**Task brief**
With the pictures omitted, write out the entries that follow exactly as they stand.

**Data for processing**
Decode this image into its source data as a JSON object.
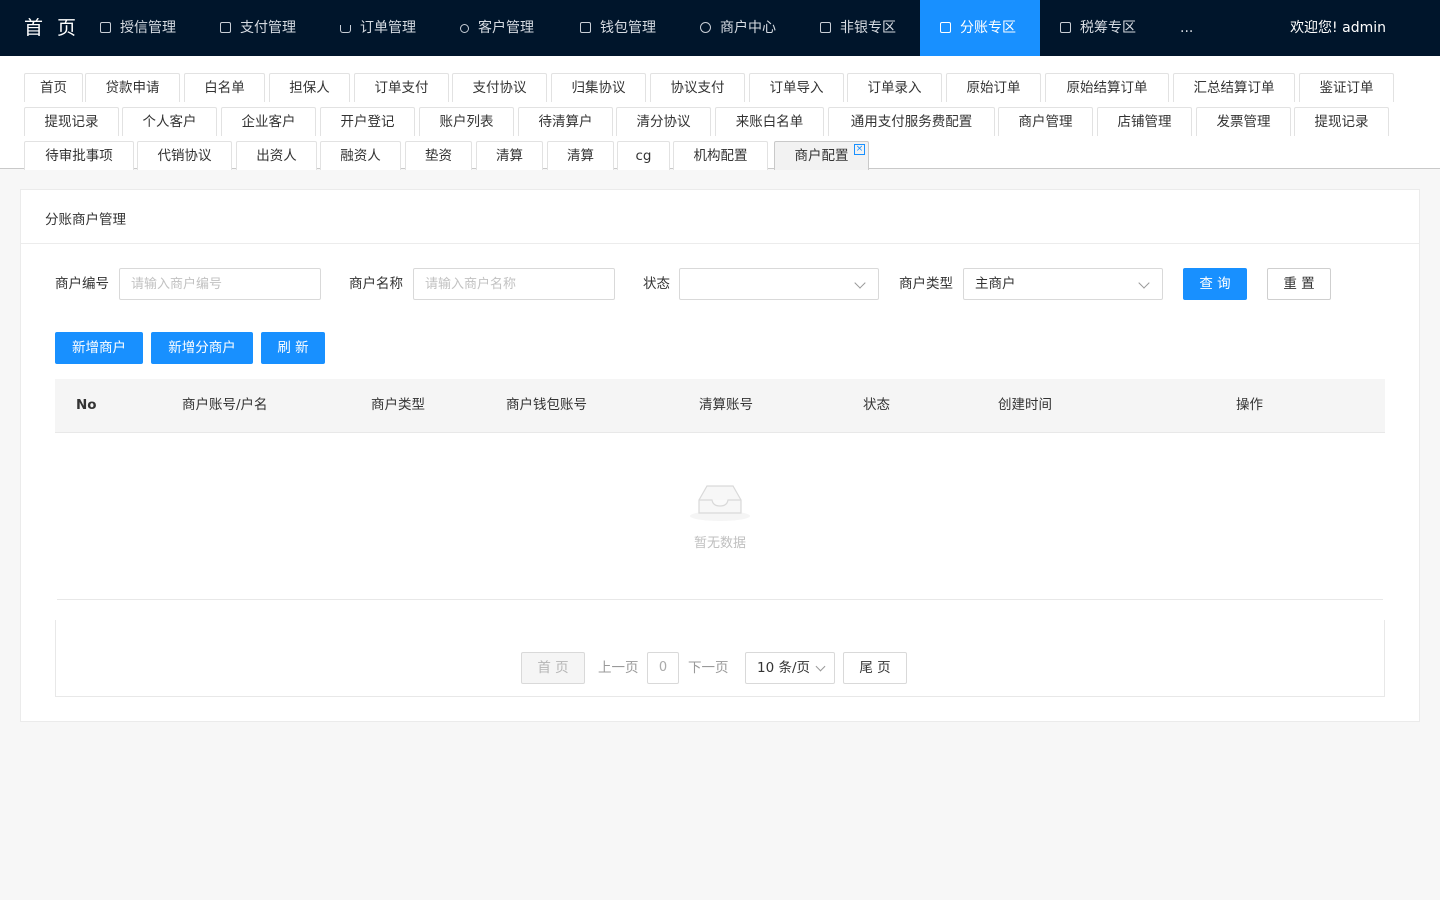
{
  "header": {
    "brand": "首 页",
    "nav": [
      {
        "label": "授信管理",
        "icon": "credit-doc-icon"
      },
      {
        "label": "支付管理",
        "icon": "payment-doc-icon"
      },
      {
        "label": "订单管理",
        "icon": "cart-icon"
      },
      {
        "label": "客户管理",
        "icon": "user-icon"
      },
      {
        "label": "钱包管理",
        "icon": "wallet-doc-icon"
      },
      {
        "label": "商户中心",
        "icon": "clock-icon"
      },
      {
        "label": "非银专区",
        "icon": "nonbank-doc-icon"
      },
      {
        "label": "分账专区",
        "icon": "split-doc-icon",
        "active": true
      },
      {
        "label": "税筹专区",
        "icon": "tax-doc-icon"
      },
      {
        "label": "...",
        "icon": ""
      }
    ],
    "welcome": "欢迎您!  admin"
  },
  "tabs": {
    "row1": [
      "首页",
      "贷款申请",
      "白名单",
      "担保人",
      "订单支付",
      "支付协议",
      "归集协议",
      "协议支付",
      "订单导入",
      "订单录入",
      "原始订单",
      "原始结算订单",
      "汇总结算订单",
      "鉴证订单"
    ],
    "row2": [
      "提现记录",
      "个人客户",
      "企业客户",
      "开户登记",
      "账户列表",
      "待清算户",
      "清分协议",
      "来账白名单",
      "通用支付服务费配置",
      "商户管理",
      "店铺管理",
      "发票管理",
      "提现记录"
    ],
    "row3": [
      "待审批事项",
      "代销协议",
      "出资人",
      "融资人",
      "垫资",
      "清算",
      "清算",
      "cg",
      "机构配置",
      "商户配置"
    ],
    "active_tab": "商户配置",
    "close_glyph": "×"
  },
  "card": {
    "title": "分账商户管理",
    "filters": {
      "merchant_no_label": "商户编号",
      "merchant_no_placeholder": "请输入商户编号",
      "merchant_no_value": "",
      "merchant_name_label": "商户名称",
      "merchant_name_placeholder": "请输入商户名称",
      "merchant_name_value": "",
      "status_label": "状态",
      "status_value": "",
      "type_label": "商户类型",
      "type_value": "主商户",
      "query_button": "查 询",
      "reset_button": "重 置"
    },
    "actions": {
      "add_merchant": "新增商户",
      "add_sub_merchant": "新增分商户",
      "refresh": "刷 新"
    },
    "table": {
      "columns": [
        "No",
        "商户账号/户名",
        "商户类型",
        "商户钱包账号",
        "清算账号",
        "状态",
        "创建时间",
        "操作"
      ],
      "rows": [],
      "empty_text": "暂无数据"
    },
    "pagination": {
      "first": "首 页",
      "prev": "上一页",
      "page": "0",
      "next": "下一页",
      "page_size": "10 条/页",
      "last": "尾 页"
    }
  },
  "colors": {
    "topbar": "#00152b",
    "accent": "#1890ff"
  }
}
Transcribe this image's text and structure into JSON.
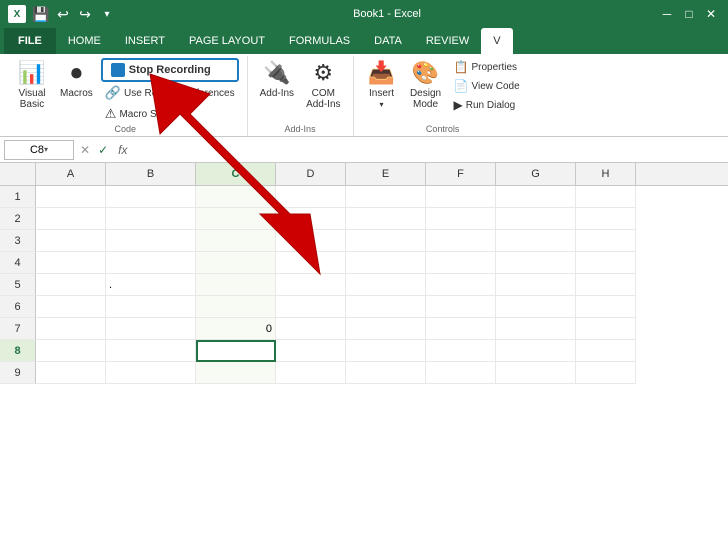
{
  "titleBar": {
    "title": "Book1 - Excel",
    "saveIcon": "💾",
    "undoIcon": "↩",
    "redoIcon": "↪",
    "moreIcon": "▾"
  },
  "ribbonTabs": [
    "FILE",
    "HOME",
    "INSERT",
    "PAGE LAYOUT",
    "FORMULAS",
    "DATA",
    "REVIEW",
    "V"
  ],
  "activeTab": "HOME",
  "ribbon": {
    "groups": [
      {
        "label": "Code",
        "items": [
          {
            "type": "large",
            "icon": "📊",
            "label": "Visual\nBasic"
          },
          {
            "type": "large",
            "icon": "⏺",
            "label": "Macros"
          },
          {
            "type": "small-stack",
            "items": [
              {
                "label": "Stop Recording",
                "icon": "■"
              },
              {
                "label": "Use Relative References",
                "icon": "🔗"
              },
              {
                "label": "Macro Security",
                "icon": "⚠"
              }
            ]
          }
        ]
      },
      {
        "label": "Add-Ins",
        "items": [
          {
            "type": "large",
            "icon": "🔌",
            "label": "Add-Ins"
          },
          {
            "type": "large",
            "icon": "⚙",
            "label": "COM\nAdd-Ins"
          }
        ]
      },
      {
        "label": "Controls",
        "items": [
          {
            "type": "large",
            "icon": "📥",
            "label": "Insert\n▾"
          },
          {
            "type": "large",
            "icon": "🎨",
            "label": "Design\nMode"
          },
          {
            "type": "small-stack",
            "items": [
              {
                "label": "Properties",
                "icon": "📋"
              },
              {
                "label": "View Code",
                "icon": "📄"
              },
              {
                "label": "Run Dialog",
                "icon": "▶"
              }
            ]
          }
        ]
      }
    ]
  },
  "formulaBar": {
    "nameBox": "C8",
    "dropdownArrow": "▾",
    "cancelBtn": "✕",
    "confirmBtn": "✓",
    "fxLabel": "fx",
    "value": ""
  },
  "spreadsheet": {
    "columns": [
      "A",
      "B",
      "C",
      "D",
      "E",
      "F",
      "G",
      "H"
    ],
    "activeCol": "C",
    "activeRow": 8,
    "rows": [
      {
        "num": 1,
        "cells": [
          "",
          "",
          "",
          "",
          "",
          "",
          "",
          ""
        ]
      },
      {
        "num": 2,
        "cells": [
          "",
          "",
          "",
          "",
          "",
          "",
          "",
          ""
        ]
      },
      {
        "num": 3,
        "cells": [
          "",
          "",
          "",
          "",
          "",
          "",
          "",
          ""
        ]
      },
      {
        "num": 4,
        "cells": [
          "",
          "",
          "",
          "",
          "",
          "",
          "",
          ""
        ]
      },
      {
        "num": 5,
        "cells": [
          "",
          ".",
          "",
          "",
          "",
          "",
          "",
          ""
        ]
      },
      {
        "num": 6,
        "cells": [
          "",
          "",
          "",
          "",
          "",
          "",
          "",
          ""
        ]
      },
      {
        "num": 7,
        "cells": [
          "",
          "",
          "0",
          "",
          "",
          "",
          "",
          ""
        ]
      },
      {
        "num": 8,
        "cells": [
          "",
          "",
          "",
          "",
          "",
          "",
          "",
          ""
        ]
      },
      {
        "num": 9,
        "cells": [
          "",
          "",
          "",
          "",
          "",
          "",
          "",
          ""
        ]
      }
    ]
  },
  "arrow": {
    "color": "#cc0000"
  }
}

**Complete response**
Decode this image into its source data as a JSON object.
{
  "header": {
    "brand": "首 页",
    "nav": [
      {
        "label": "授信管理",
        "icon": "credit-doc-icon"
      },
      {
        "label": "支付管理",
        "icon": "payment-doc-icon"
      },
      {
        "label": "订单管理",
        "icon": "cart-icon"
      },
      {
        "label": "客户管理",
        "icon": "user-icon"
      },
      {
        "label": "钱包管理",
        "icon": "wallet-doc-icon"
      },
      {
        "label": "商户中心",
        "icon": "clock-icon"
      },
      {
        "label": "非银专区",
        "icon": "nonbank-doc-icon"
      },
      {
        "label": "分账专区",
        "icon": "split-doc-icon",
        "active": true
      },
      {
        "label": "税筹专区",
        "icon": "tax-doc-icon"
      },
      {
        "label": "...",
        "icon": ""
      }
    ],
    "welcome": "欢迎您!  admin"
  },
  "tabs": {
    "row1": [
      "首页",
      "贷款申请",
      "白名单",
      "担保人",
      "订单支付",
      "支付协议",
      "归集协议",
      "协议支付",
      "订单导入",
      "订单录入",
      "原始订单",
      "原始结算订单",
      "汇总结算订单",
      "鉴证订单"
    ],
    "row2": [
      "提现记录",
      "个人客户",
      "企业客户",
      "开户登记",
      "账户列表",
      "待清算户",
      "清分协议",
      "来账白名单",
      "通用支付服务费配置",
      "商户管理",
      "店铺管理",
      "发票管理",
      "提现记录"
    ],
    "row3": [
      "待审批事项",
      "代销协议",
      "出资人",
      "融资人",
      "垫资",
      "清算",
      "清算",
      "cg",
      "机构配置",
      "商户配置"
    ],
    "active_tab": "商户配置",
    "close_glyph": "×"
  },
  "card": {
    "title": "分账商户管理",
    "filters": {
      "merchant_no_label": "商户编号",
      "merchant_no_placeholder": "请输入商户编号",
      "merchant_no_value": "",
      "merchant_name_label": "商户名称",
      "merchant_name_placeholder": "请输入商户名称",
      "merchant_name_value": "",
      "status_label": "状态",
      "status_value": "",
      "type_label": "商户类型",
      "type_value": "主商户",
      "query_button": "查 询",
      "reset_button": "重 置"
    },
    "actions": {
      "add_merchant": "新增商户",
      "add_sub_merchant": "新增分商户",
      "refresh": "刷 新"
    },
    "table": {
      "columns": [
        "No",
        "商户账号/户名",
        "商户类型",
        "商户钱包账号",
        "清算账号",
        "状态",
        "创建时间",
        "操作"
      ],
      "rows": [],
      "empty_text": "暂无数据"
    },
    "pagination": {
      "first": "首 页",
      "prev": "上一页",
      "page": "0",
      "next": "下一页",
      "page_size": "10 条/页",
      "last": "尾 页"
    }
  },
  "colors": {
    "topbar": "#00152b",
    "accent": "#1890ff"
  }
}
Transcribe this image's text and structure into JSON.
{
  "titleBar": {
    "title": "Book1 - Excel",
    "saveIcon": "💾",
    "undoIcon": "↩",
    "redoIcon": "↪",
    "moreIcon": "▾"
  },
  "ribbonTabs": [
    "FILE",
    "HOME",
    "INSERT",
    "PAGE LAYOUT",
    "FORMULAS",
    "DATA",
    "REVIEW",
    "V"
  ],
  "activeTab": "HOME",
  "ribbon": {
    "groups": [
      {
        "label": "Code",
        "items": [
          {
            "type": "large",
            "icon": "📊",
            "label": "Visual\nBasic"
          },
          {
            "type": "large",
            "icon": "⏺",
            "label": "Macros"
          },
          {
            "type": "small-stack",
            "items": [
              {
                "label": "Stop Recording",
                "icon": "■"
              },
              {
                "label": "Use Relative References",
                "icon": "🔗"
              },
              {
                "label": "Macro Security",
                "icon": "⚠"
              }
            ]
          }
        ]
      },
      {
        "label": "Add-Ins",
        "items": [
          {
            "type": "large",
            "icon": "🔌",
            "label": "Add-Ins"
          },
          {
            "type": "large",
            "icon": "⚙",
            "label": "COM\nAdd-Ins"
          }
        ]
      },
      {
        "label": "Controls",
        "items": [
          {
            "type": "large",
            "icon": "📥",
            "label": "Insert\n▾"
          },
          {
            "type": "large",
            "icon": "🎨",
            "label": "Design\nMode"
          },
          {
            "type": "small-stack",
            "items": [
              {
                "label": "Properties",
                "icon": "📋"
              },
              {
                "label": "View Code",
                "icon": "📄"
              },
              {
                "label": "Run Dialog",
                "icon": "▶"
              }
            ]
          }
        ]
      }
    ]
  },
  "formulaBar": {
    "nameBox": "C8",
    "dropdownArrow": "▾",
    "cancelBtn": "✕",
    "confirmBtn": "✓",
    "fxLabel": "fx",
    "value": ""
  },
  "spreadsheet": {
    "columns": [
      "A",
      "B",
      "C",
      "D",
      "E",
      "F",
      "G",
      "H"
    ],
    "activeCol": "C",
    "activeRow": 8,
    "rows": [
      {
        "num": 1,
        "cells": [
          "",
          "",
          "",
          "",
          "",
          "",
          "",
          ""
        ]
      },
      {
        "num": 2,
        "cells": [
          "",
          "",
          "",
          "",
          "",
          "",
          "",
          ""
        ]
      },
      {
        "num": 3,
        "cells": [
          "",
          "",
          "",
          "",
          "",
          "",
          "",
          ""
        ]
      },
      {
        "num": 4,
        "cells": [
          "",
          "",
          "",
          "",
          "",
          "",
          "",
          ""
        ]
      },
      {
        "num": 5,
        "cells": [
          "",
          ".",
          "",
          "",
          "",
          "",
          "",
          ""
        ]
      },
      {
        "num": 6,
        "cells": [
          "",
          "",
          "",
          "",
          "",
          "",
          "",
          ""
        ]
      },
      {
        "num": 7,
        "cells": [
          "",
          "",
          "0",
          "",
          "",
          "",
          "",
          ""
        ]
      },
      {
        "num": 8,
        "cells": [
          "",
          "",
          "",
          "",
          "",
          "",
          "",
          ""
        ]
      },
      {
        "num": 9,
        "cells": [
          "",
          "",
          "",
          "",
          "",
          "",
          "",
          ""
        ]
      }
    ]
  },
  "arrow": {
    "color": "#cc0000"
  }
}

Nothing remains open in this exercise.